### What you will do
Quote all entries in full, exactly.

### The input
────────────────

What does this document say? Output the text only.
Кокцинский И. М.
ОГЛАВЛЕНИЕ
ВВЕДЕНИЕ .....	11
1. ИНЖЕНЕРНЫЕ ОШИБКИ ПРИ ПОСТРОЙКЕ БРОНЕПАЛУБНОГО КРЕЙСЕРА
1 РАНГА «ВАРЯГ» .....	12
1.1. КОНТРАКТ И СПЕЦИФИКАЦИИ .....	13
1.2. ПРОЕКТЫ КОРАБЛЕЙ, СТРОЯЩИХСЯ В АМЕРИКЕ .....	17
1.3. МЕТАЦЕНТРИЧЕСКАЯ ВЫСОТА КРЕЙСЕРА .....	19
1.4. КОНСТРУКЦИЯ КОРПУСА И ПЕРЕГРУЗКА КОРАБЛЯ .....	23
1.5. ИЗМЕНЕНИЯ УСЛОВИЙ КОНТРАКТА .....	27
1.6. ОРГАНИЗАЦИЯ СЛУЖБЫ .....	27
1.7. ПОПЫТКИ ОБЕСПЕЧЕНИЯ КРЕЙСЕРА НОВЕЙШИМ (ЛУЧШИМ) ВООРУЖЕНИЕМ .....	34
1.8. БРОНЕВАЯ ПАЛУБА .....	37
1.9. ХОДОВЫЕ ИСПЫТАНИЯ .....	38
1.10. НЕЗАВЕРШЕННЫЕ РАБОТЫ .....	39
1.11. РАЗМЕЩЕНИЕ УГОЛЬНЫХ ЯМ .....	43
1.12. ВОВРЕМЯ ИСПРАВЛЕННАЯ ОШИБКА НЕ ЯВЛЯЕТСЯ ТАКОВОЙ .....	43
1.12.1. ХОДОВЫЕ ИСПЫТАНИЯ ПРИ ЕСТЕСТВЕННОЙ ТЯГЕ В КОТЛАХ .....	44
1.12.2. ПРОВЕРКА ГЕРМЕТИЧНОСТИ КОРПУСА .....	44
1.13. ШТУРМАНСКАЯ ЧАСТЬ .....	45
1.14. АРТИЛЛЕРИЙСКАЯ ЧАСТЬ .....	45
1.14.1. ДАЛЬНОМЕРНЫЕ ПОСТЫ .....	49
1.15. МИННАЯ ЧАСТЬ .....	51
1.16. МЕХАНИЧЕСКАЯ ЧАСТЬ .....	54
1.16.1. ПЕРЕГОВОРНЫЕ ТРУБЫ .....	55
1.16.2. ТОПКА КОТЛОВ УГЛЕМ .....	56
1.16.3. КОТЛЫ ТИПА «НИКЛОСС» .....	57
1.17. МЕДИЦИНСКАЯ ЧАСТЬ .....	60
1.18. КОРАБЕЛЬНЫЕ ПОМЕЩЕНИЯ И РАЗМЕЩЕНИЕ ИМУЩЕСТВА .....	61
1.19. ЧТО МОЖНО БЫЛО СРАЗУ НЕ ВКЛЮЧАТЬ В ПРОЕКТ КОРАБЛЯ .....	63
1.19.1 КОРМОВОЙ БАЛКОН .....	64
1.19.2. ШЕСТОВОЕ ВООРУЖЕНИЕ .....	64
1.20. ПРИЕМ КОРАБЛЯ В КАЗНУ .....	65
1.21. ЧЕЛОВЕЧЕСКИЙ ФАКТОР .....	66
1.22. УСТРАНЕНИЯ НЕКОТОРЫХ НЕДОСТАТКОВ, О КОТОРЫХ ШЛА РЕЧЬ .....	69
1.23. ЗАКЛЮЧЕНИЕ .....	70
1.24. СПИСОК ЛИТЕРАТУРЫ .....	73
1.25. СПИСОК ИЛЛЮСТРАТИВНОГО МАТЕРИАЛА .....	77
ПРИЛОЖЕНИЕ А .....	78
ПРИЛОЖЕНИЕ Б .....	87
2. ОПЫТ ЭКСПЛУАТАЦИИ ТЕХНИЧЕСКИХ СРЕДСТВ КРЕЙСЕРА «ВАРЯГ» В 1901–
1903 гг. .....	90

────────────────

### Reply
What does this document say? Output the text only.
Кокцинский И. М.
ОГЛАВЛЕНИЕ
ВВЕДЕНИЕ .....	11
1. ИНЖЕНЕРНЫЕ ОШИБКИ ПРИ ПОСТРОЙКЕ БРОНЕПАЛУБНОГО КРЕЙСЕРА
1 РАНГА «ВАРЯГ» .....	12
1.1. КОНТРАКТ И СПЕЦИФИКАЦИИ .....	13
1.2. ПРОЕКТЫ КОРАБЛЕЙ, СТРОЯЩИХСЯ В АМЕРИКЕ .....	17
1.3. МЕТАЦЕНТРИЧЕСКАЯ ВЫСОТА КРЕЙСЕРА .....	19
1.4. КОНСТРУКЦИЯ КОРПУСА И ПЕРЕГРУЗКА КОРАБЛЯ .....	23
1.5. ИЗМЕНЕНИЯ УСЛОВИЙ КОНТРАКТА .....	27
1.6. ОРГАНИЗАЦИЯ СЛУЖБЫ .....	27
1.7. ПОПЫТКИ ОБЕСПЕЧЕНИЯ КРЕЙСЕРА НОВЕЙШИМ (ЛУЧШИМ) ВООРУЖЕНИЕМ .....	34
1.8. БРОНЕВАЯ ПАЛУБА .....	37
1.9. ХОДОВЫЕ ИСПЫТАНИЯ .....	38
1.10. НЕЗАВЕРШЕННЫЕ РАБОТЫ .....	39
1.11. РАЗМЕЩЕНИЕ УГОЛЬНЫХ ЯМ .....	43
1.12. ВОВРЕМЯ ИСПРАВЛЕННАЯ ОШИБКА НЕ ЯВЛЯЕТСЯ ТАКОВОЙ .....	43
1.12.1. ХОДОВЫЕ ИСПЫТАНИЯ ПРИ ЕСТЕСТВЕННОЙ ТЯГЕ В КОТЛАХ .....	44
1.12.2. ПРОВЕРКА ГЕРМЕТИЧНОСТИ КОРПУСА .....	44
1.13. ШТУРМАНСКАЯ ЧАСТЬ .....	45
1.14. АРТИЛЛЕРИЙСКАЯ ЧАСТЬ .....	45
1.14.1. ДАЛЬНОМЕРНЫЕ ПОСТЫ .....	49
1.15. МИННАЯ ЧАСТЬ .....	51
1.16. МЕХАНИЧЕСКАЯ ЧАСТЬ .....	54
1.16.1. ПЕРЕГОВОРНЫЕ ТРУБЫ .....	55
1.16.2. ТОПКА КОТЛОВ УГЛЕМ .....	56
1.16.3. КОТЛЫ ТИПА «НИКЛОСС» .....	57
1.17. МЕДИЦИНСКАЯ ЧАСТЬ .....	60
1.18. КОРАБЕЛЬНЫЕ ПОМЕЩЕНИЯ И РАЗМЕЩЕНИЕ ИМУЩЕСТВА .....	61
1.19. ЧТО МОЖНО БЫЛО СРАЗУ НЕ ВКЛЮЧАТЬ В ПРОЕКТ КОРАБЛЯ .....	63
1.19.1 КОРМОВОЙ БАЛКОН .....	64
1.19.2. ШЕСТОВОЕ ВООРУЖЕНИЕ .....	64
1.20. ПРИЕМ КОРАБЛЯ В КАЗНУ .....	65
1.21. ЧЕЛОВЕЧЕСКИЙ ФАКТОР .....	66
1.22. УСТРАНЕНИЯ НЕКОТОРЫХ НЕДОСТАТКОВ, О КОТОРЫХ ШЛА РЕЧЬ .....	69
1.23. ЗАКЛЮЧЕНИЕ .....	70
1.24. СПИСОК ЛИТЕРАТУРЫ .....	73
1.25. СПИСОК ИЛЛЮСТРАТИВНОГО МАТЕРИАЛА .....	77
ПРИЛОЖЕНИЕ А .....	78
ПРИЛОЖЕНИЕ Б .....	87
2. ОПЫТ ЭКСПЛУАТАЦИИ ТЕХНИЧЕСКИХ СРЕДСТВ КРЕЙСЕРА «ВАРЯГ» В 1901–
1903 гг. .....	90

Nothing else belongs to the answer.